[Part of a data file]
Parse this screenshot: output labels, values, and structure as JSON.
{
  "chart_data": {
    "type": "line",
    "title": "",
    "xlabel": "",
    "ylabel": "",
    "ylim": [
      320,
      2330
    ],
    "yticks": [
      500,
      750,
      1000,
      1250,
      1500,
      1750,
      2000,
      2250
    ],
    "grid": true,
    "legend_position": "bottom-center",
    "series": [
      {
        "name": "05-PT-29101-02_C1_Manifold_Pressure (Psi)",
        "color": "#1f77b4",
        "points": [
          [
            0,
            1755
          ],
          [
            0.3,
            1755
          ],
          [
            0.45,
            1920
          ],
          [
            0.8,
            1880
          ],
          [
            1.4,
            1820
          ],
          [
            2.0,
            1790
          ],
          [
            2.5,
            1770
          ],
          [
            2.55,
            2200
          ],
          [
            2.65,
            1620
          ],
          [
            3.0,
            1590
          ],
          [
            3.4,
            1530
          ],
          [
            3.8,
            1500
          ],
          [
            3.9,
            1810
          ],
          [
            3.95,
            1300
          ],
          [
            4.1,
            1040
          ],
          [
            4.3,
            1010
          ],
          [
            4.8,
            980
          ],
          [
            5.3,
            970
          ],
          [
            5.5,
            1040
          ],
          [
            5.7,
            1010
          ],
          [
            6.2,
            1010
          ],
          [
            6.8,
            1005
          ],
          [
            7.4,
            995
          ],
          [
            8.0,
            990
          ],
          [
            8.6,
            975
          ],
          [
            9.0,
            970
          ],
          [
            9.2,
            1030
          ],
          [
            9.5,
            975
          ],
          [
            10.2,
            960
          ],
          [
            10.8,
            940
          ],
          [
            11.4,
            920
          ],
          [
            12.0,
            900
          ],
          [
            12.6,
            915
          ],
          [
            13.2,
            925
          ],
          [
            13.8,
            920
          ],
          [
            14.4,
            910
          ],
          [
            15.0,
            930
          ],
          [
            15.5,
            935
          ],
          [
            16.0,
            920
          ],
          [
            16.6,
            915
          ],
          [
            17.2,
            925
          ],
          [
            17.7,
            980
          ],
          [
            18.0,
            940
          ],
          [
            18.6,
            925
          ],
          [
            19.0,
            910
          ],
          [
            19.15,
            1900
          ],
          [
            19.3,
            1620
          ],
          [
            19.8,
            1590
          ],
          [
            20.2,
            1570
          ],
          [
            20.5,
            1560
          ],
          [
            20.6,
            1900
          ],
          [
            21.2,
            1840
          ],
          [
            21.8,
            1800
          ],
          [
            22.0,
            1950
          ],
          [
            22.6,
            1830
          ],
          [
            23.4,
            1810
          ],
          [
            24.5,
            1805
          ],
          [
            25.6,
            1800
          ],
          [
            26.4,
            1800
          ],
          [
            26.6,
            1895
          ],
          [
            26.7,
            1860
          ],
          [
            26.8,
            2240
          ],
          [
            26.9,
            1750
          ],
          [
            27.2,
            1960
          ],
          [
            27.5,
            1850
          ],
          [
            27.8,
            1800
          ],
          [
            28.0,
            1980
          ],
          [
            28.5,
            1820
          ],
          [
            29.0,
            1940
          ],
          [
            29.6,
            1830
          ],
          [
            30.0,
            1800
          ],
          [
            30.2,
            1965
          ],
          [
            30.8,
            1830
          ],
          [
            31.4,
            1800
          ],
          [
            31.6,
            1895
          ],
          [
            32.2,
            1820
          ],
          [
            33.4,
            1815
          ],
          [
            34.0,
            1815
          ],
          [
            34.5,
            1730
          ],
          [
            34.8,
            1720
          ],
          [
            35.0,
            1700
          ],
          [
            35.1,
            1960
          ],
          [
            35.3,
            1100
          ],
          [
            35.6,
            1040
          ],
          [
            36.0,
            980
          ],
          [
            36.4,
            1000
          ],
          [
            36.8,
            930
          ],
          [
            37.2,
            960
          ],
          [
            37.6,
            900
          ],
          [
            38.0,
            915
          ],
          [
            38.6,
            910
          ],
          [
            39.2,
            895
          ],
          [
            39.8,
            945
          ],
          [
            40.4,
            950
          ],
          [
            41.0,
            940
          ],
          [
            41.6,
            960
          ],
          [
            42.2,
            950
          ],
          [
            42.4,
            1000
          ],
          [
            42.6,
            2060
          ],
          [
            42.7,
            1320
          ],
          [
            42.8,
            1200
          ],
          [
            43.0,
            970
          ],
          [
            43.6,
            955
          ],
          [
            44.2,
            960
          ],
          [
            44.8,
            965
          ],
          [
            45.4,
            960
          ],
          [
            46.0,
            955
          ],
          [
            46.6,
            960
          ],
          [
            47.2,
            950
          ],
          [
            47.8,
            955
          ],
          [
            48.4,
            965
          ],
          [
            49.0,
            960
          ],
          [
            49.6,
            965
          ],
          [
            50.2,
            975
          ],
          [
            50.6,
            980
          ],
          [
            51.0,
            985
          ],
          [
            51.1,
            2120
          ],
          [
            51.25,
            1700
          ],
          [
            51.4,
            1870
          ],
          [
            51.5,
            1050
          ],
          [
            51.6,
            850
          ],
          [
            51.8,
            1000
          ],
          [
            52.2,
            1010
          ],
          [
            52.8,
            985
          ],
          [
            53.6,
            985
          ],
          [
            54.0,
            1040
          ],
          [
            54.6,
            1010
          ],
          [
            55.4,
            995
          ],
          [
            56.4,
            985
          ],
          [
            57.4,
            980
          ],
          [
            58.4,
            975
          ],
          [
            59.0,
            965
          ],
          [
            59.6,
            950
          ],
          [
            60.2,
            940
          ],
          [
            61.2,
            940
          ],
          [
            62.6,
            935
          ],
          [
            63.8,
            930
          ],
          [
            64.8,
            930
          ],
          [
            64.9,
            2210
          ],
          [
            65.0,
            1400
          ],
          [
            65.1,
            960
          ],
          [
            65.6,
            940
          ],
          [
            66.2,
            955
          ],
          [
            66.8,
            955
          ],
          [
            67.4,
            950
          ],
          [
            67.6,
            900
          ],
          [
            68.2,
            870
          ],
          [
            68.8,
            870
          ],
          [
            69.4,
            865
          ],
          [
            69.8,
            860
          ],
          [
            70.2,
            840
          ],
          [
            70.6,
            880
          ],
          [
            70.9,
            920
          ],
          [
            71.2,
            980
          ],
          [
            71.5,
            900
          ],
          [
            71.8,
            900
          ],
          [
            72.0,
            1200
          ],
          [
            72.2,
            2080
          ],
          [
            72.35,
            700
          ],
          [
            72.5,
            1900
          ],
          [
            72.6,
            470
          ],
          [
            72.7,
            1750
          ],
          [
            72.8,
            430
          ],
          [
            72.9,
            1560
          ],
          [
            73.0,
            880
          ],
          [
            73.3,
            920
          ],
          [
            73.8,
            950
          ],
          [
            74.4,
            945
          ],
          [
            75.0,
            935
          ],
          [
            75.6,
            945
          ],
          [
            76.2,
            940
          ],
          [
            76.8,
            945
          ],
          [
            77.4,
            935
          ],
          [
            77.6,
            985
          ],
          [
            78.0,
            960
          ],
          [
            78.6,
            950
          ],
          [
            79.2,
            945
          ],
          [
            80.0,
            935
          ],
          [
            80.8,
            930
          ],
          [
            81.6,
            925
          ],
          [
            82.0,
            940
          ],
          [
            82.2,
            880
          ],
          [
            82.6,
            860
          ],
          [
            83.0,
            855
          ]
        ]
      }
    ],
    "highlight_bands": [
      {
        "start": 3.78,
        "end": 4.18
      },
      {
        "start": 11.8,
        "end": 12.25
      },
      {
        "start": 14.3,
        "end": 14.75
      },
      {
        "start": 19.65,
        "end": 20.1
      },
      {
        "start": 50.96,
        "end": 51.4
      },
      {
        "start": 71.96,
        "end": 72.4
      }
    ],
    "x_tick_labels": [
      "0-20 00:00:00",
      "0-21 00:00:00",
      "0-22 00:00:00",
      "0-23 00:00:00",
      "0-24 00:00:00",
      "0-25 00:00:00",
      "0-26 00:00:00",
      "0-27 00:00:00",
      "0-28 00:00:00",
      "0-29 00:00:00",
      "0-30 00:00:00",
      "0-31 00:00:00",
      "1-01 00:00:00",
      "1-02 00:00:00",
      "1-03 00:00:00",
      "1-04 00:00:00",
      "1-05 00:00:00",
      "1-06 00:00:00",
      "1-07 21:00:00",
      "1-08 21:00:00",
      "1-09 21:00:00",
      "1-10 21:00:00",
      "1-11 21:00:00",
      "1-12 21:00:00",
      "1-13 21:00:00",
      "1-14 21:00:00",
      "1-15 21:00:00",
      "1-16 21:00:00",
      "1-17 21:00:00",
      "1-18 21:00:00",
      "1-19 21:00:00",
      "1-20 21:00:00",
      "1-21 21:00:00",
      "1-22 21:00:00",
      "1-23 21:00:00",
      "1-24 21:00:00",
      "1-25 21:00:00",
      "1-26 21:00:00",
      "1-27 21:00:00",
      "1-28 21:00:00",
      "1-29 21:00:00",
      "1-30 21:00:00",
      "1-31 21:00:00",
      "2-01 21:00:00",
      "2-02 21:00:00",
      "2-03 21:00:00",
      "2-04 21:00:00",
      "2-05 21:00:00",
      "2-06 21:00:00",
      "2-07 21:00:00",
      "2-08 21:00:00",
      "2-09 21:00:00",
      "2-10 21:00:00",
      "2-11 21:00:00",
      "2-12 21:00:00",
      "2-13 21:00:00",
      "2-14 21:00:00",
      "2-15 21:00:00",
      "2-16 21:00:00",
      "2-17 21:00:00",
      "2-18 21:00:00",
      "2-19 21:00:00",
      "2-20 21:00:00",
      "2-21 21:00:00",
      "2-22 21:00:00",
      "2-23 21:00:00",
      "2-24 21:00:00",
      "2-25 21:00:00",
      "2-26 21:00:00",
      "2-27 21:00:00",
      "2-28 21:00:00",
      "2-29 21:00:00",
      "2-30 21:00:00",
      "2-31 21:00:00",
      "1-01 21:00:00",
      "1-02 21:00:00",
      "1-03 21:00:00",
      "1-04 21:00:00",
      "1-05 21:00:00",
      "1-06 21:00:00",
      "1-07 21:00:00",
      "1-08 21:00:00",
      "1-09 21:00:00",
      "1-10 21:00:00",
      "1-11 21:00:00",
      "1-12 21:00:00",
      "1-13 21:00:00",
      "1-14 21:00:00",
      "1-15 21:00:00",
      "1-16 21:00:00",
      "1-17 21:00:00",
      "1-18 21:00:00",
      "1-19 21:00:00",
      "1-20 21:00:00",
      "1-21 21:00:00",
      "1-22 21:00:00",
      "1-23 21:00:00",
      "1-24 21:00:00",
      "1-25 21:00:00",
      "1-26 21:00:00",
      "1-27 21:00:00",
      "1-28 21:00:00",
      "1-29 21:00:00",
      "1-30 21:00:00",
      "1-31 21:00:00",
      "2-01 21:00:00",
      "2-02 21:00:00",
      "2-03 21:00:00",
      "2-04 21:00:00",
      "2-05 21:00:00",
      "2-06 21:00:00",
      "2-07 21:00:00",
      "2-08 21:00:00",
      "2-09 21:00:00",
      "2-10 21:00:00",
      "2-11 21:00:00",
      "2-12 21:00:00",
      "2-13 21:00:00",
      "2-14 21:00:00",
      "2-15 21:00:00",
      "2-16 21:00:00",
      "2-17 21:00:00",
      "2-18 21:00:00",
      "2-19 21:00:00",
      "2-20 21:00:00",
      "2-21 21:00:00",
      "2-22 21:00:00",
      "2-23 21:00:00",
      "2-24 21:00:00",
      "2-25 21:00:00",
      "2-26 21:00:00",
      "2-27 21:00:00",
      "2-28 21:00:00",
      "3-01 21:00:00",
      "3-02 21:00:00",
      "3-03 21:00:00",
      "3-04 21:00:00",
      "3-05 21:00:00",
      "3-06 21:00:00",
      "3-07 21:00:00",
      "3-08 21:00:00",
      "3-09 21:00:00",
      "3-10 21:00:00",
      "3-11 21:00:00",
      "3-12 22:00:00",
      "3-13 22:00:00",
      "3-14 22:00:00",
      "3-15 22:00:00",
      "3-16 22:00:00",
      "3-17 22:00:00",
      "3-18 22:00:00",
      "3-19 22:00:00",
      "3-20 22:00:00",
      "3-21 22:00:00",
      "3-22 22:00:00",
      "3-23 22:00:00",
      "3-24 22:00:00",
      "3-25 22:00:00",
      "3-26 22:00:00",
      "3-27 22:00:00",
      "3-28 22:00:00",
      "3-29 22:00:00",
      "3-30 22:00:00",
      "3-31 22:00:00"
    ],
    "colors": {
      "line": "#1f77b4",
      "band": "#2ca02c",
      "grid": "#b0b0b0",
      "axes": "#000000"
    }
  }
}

**Instructions to follow:**
Only lines with "start" are wanted here; list each of them.

**Written response:**
        "start": 3.78,
        "start": 11.8,
        "start": 14.3,
        "start": 19.65,
        "start": 50.96,
        "start": 71.96,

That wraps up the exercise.